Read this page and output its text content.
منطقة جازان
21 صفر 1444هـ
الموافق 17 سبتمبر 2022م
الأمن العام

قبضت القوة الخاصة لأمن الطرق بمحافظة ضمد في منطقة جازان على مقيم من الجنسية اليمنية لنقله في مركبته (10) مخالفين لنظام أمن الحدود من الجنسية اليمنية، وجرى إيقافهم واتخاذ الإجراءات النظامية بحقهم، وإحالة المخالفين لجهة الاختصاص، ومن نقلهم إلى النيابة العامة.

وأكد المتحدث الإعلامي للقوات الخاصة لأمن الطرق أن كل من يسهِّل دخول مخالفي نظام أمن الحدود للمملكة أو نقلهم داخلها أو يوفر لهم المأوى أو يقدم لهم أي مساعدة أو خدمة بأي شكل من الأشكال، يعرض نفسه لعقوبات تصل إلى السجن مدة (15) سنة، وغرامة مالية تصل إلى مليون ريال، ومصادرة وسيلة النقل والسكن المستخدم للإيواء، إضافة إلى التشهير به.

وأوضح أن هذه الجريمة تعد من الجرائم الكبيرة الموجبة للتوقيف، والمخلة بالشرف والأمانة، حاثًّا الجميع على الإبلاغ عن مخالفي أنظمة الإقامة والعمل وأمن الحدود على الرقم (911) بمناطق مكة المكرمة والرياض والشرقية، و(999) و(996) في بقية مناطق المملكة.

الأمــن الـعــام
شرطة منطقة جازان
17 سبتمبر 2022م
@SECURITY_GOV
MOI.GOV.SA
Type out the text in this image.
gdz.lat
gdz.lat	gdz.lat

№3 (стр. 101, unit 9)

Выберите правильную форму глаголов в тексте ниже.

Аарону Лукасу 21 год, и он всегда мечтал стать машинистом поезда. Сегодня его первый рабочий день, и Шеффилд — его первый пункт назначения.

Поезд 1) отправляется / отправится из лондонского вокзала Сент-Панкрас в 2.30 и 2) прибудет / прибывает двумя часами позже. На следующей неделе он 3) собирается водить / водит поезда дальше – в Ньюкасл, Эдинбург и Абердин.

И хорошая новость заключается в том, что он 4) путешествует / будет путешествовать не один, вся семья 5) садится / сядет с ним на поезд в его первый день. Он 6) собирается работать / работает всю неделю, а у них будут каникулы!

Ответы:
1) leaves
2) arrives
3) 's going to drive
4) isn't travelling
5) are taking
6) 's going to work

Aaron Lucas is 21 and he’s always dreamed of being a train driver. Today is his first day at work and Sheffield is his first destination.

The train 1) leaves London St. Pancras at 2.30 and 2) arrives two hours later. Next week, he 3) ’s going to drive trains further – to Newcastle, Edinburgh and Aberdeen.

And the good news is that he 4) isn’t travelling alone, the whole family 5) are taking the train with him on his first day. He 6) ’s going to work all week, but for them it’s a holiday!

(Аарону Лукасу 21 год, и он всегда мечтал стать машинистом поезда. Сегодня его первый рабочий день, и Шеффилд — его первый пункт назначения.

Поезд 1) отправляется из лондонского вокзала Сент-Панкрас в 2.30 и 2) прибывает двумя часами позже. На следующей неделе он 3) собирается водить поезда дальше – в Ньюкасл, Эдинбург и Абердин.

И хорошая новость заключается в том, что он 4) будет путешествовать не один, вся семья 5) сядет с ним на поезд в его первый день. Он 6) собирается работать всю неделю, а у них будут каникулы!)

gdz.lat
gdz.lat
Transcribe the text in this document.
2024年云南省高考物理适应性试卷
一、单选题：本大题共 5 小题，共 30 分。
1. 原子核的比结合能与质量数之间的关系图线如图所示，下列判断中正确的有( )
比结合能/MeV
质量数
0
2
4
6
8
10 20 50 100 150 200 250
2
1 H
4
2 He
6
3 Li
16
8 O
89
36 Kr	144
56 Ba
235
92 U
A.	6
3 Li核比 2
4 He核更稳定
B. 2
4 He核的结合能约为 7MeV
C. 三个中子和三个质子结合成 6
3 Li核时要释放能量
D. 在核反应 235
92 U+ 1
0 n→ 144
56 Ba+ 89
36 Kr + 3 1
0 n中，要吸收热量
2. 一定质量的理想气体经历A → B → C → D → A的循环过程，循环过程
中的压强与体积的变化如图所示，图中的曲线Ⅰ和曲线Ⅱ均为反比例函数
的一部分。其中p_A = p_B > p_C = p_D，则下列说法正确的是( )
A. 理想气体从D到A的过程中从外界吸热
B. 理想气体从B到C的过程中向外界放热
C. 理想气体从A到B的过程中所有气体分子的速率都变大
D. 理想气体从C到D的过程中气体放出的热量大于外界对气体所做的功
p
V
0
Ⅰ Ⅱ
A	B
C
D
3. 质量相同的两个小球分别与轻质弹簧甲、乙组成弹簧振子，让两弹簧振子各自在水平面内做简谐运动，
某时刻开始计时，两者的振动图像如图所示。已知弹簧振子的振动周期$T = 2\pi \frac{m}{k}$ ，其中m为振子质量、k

##########

• **REQUIRED TASK**
Write out all of the records above exactly as they appear.

• **FINISHED ANSWER**
Read this page and output its text content.
منطقة جازان
21 صفر 1444هـ
الموافق 17 سبتمبر 2022م
الأمن العام

قبضت القوة الخاصة لأمن الطرق بمحافظة ضمد في منطقة جازان على مقيم من الجنسية اليمنية لنقله في مركبته (10) مخالفين لنظام أمن الحدود من الجنسية اليمنية، وجرى إيقافهم واتخاذ الإجراءات النظامية بحقهم، وإحالة المخالفين لجهة الاختصاص، ومن نقلهم إلى النيابة العامة.

وأكد المتحدث الإعلامي للقوات الخاصة لأمن الطرق أن كل من يسهِّل دخول مخالفي نظام أمن الحدود للمملكة أو نقلهم داخلها أو يوفر لهم المأوى أو يقدم لهم أي مساعدة أو خدمة بأي شكل من الأشكال، يعرض نفسه لعقوبات تصل إلى السجن مدة (15) سنة، وغرامة مالية تصل إلى مليون ريال، ومصادرة وسيلة النقل والسكن المستخدم للإيواء، إضافة إلى التشهير به.

وأوضح أن هذه الجريمة تعد من الجرائم الكبيرة الموجبة للتوقيف، والمخلة بالشرف والأمانة، حاثًّا الجميع على الإبلاغ عن مخالفي أنظمة الإقامة والعمل وأمن الحدود على الرقم (911) بمناطق مكة المكرمة والرياض والشرقية، و(999) و(996) في بقية مناطق المملكة.

الأمــن الـعــام
شرطة منطقة جازان
17 سبتمبر 2022م
@SECURITY_GOV
MOI.GOV.SA
Type out the text in this image.
gdz.lat
gdz.lat	gdz.lat

№3 (стр. 101, unit 9)

Выберите правильную форму глаголов в тексте ниже.

Аарону Лукасу 21 год, и он всегда мечтал стать машинистом поезда. Сегодня его первый рабочий день, и Шеффилд — его первый пункт назначения.

Поезд 1) отправляется / отправится из лондонского вокзала Сент-Панкрас в 2.30 и 2) прибудет / прибывает двумя часами позже. На следующей неделе он 3) собирается водить / водит поезда дальше – в Ньюкасл, Эдинбург и Абердин.

И хорошая новость заключается в том, что он 4) путешествует / будет путешествовать не один, вся семья 5) садится / сядет с ним на поезд в его первый день. Он 6) собирается работать / работает всю неделю, а у них будут каникулы!

Ответы:
1) leaves
2) arrives
3) 's going to drive
4) isn't travelling
5) are taking
6) 's going to work

Aaron Lucas is 21 and he’s always dreamed of being a train driver. Today is his first day at work and Sheffield is his first destination.

The train 1) leaves London St. Pancras at 2.30 and 2) arrives two hours later. Next week, he 3) ’s going to drive trains further – to Newcastle, Edinburgh and Aberdeen.

And the good news is that he 4) isn’t travelling alone, the whole family 5) are taking the train with him on his first day. He 6) ’s going to work all week, but for them it’s a holiday!

(Аарону Лукасу 21 год, и он всегда мечтал стать машинистом поезда. Сегодня его первый рабочий день, и Шеффилд — его первый пункт назначения.

Поезд 1) отправляется из лондонского вокзала Сент-Панкрас в 2.30 и 2) прибывает двумя часами позже. На следующей неделе он 3) собирается водить поезда дальше – в Ньюкасл, Эдинбург и Абердин.

И хорошая новость заключается в том, что он 4) будет путешествовать не один, вся семья 5) сядет с ним на поезд в его первый день. Он 6) собирается работать всю неделю, а у них будут каникулы!)

gdz.lat
gdz.lat
Transcribe the text in this document.
2024年云南省高考物理适应性试卷
一、单选题：本大题共 5 小题，共 30 分。
1. 原子核的比结合能与质量数之间的关系图线如图所示，下列判断中正确的有( )
比结合能/MeV
质量数
0
2
4
6
8
10 20 50 100 150 200 250
2
1 H
4
2 He
6
3 Li
16
8 O
89
36 Kr	144
56 Ba
235
92 U
A.	6
3 Li核比 2
4 He核更稳定
B. 2
4 He核的结合能约为 7MeV
C. 三个中子和三个质子结合成 6
3 Li核时要释放能量
D. 在核反应 235
92 U+ 1
0 n→ 144
56 Ba+ 89
36 Kr + 3 1
0 n中，要吸收热量
2. 一定质量的理想气体经历A → B → C → D → A的循环过程，循环过程
中的压强与体积的变化如图所示，图中的曲线Ⅰ和曲线Ⅱ均为反比例函数
的一部分。其中p_A = p_B > p_C = p_D，则下列说法正确的是( )
A. 理想气体从D到A的过程中从外界吸热
B. 理想气体从B到C的过程中向外界放热
C. 理想气体从A到B的过程中所有气体分子的速率都变大
D. 理想气体从C到D的过程中气体放出的热量大于外界对气体所做的功
p
V
0
Ⅰ Ⅱ
A	B
C
D
3. 质量相同的两个小球分别与轻质弹簧甲、乙组成弹簧振子，让两弹簧振子各自在水平面内做简谐运动，
某时刻开始计时，两者的振动图像如图所示。已知弹簧振子的振动周期$T = 2\pi \frac{m}{k}$ ，其中m为振子质量、k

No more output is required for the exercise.